* **Data in this exercise**
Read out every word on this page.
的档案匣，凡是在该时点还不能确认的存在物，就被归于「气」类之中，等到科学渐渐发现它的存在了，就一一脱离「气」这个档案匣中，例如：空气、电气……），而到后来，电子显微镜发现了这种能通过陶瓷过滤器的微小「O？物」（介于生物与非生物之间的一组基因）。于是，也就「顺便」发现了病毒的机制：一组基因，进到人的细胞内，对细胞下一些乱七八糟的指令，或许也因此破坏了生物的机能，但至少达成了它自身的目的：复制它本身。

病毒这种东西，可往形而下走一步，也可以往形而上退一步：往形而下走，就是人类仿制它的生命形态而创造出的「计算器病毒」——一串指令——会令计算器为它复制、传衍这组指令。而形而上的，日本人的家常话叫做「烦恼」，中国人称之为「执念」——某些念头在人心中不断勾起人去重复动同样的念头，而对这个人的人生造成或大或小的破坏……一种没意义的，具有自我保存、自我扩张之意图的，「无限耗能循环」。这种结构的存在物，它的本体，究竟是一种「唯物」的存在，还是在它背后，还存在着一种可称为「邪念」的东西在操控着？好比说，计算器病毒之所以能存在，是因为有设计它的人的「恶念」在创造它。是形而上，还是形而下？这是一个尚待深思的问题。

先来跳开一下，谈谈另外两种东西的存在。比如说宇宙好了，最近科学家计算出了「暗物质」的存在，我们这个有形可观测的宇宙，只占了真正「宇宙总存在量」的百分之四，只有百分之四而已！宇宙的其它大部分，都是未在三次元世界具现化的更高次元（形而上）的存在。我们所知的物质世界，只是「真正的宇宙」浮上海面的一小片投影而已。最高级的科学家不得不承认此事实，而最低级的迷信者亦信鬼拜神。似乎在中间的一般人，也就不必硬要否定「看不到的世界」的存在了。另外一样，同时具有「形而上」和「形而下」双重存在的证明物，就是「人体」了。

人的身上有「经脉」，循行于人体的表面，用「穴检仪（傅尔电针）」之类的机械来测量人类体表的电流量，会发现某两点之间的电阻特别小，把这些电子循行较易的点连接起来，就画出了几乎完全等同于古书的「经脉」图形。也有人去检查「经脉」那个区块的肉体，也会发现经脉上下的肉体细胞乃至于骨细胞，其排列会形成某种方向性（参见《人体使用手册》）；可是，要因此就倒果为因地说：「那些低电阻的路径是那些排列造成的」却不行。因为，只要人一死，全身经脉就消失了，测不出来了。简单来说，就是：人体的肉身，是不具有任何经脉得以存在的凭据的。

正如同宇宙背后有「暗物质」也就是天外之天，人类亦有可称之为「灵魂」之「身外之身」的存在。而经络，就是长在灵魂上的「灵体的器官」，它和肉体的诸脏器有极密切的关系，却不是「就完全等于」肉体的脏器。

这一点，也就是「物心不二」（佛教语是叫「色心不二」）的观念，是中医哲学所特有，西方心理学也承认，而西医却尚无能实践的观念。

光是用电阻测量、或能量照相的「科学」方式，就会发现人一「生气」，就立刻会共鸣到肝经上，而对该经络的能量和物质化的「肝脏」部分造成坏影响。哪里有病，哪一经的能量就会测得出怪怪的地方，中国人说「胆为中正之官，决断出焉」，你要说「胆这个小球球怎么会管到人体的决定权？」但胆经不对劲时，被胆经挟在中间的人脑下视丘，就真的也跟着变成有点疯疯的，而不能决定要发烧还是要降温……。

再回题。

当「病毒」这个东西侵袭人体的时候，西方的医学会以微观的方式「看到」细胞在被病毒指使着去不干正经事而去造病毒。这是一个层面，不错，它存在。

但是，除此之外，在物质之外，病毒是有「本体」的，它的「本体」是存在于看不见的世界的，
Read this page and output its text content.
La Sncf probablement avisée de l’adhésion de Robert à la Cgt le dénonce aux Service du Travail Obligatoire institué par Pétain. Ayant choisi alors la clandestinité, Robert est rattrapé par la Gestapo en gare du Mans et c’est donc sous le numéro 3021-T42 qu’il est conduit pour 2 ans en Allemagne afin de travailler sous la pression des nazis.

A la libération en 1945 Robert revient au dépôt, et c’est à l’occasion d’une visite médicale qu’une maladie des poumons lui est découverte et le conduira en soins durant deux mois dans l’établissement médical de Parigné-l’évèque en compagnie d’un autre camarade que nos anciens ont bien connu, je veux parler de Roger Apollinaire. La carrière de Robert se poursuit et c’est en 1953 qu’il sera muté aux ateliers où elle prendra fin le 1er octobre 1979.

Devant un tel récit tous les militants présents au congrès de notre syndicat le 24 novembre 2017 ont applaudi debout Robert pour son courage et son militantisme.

* **Stated exercise**
Copy every line of the records word for word.

* **Task output**
Read out every word on this page.
的档案匣，凡是在该时点还不能确认的存在物，就被归于「气」类之中，等到科学渐渐发现它的存在了，就一一脱离「气」这个档案匣中，例如：空气、电气……），而到后来，电子显微镜发现了这种能通过陶瓷过滤器的微小「O？物」（介于生物与非生物之间的一组基因）。于是，也就「顺便」发现了病毒的机制：一组基因，进到人的细胞内，对细胞下一些乱七八糟的指令，或许也因此破坏了生物的机能，但至少达成了它自身的目的：复制它本身。

病毒这种东西，可往形而下走一步，也可以往形而上退一步：往形而下走，就是人类仿制它的生命形态而创造出的「计算器病毒」——一串指令——会令计算器为它复制、传衍这组指令。而形而上的，日本人的家常话叫做「烦恼」，中国人称之为「执念」——某些念头在人心中不断勾起人去重复动同样的念头，而对这个人的人生造成或大或小的破坏……一种没意义的，具有自我保存、自我扩张之意图的，「无限耗能循环」。这种结构的存在物，它的本体，究竟是一种「唯物」的存在，还是在它背后，还存在着一种可称为「邪念」的东西在操控着？好比说，计算器病毒之所以能存在，是因为有设计它的人的「恶念」在创造它。是形而上，还是形而下？这是一个尚待深思的问题。

先来跳开一下，谈谈另外两种东西的存在。比如说宇宙好了，最近科学家计算出了「暗物质」的存在，我们这个有形可观测的宇宙，只占了真正「宇宙总存在量」的百分之四，只有百分之四而已！宇宙的其它大部分，都是未在三次元世界具现化的更高次元（形而上）的存在。我们所知的物质世界，只是「真正的宇宙」浮上海面的一小片投影而已。最高级的科学家不得不承认此事实，而最低级的迷信者亦信鬼拜神。似乎在中间的一般人，也就不必硬要否定「看不到的世界」的存在了。另外一样，同时具有「形而上」和「形而下」双重存在的证明物，就是「人体」了。

人的身上有「经脉」，循行于人体的表面，用「穴检仪（傅尔电针）」之类的机械来测量人类体表的电流量，会发现某两点之间的电阻特别小，把这些电子循行较易的点连接起来，就画出了几乎完全等同于古书的「经脉」图形。也有人去检查「经脉」那个区块的肉体，也会发现经脉上下的肉体细胞乃至于骨细胞，其排列会形成某种方向性（参见《人体使用手册》）；可是，要因此就倒果为因地说：「那些低电阻的路径是那些排列造成的」却不行。因为，只要人一死，全身经脉就消失了，测不出来了。简单来说，就是：人体的肉身，是不具有任何经脉得以存在的凭据的。

正如同宇宙背后有「暗物质」也就是天外之天，人类亦有可称之为「灵魂」之「身外之身」的存在。而经络，就是长在灵魂上的「灵体的器官」，它和肉体的诸脏器有极密切的关系，却不是「就完全等于」肉体的脏器。

这一点，也就是「物心不二」（佛教语是叫「色心不二」）的观念，是中医哲学所特有，西方心理学也承认，而西医却尚无能实践的观念。

光是用电阻测量、或能量照相的「科学」方式，就会发现人一「生气」，就立刻会共鸣到肝经上，而对该经络的能量和物质化的「肝脏」部分造成坏影响。哪里有病，哪一经的能量就会测得出怪怪的地方，中国人说「胆为中正之官，决断出焉」，你要说「胆这个小球球怎么会管到人体的决定权？」但胆经不对劲时，被胆经挟在中间的人脑下视丘，就真的也跟着变成有点疯疯的，而不能决定要发烧还是要降温……。

再回题。

当「病毒」这个东西侵袭人体的时候，西方的医学会以微观的方式「看到」细胞在被病毒指使着去不干正经事而去造病毒。这是一个层面，不错，它存在。

但是，除此之外，在物质之外，病毒是有「本体」的，它的「本体」是存在于看不见的世界的，
Read this page and output its text content.
La Sncf probablement avisée de l’adhésion de Robert à la Cgt le dénonce aux Service du Travail Obligatoire institué par Pétain. Ayant choisi alors la clandestinité, Robert est rattrapé par la Gestapo en gare du Mans et c’est donc sous le numéro 3021-T42 qu’il est conduit pour 2 ans en Allemagne afin de travailler sous la pression des nazis.

A la libération en 1945 Robert revient au dépôt, et c’est à l’occasion d’une visite médicale qu’une maladie des poumons lui est découverte et le conduira en soins durant deux mois dans l’établissement médical de Parigné-l’évèque en compagnie d’un autre camarade que nos anciens ont bien connu, je veux parler de Roger Apollinaire. La carrière de Robert se poursuit et c’est en 1953 qu’il sera muté aux ateliers où elle prendra fin le 1er octobre 1979.

Devant un tel récit tous les militants présents au congrès de notre syndicat le 24 novembre 2017 ont applaudi debout Robert pour son courage et son militantisme.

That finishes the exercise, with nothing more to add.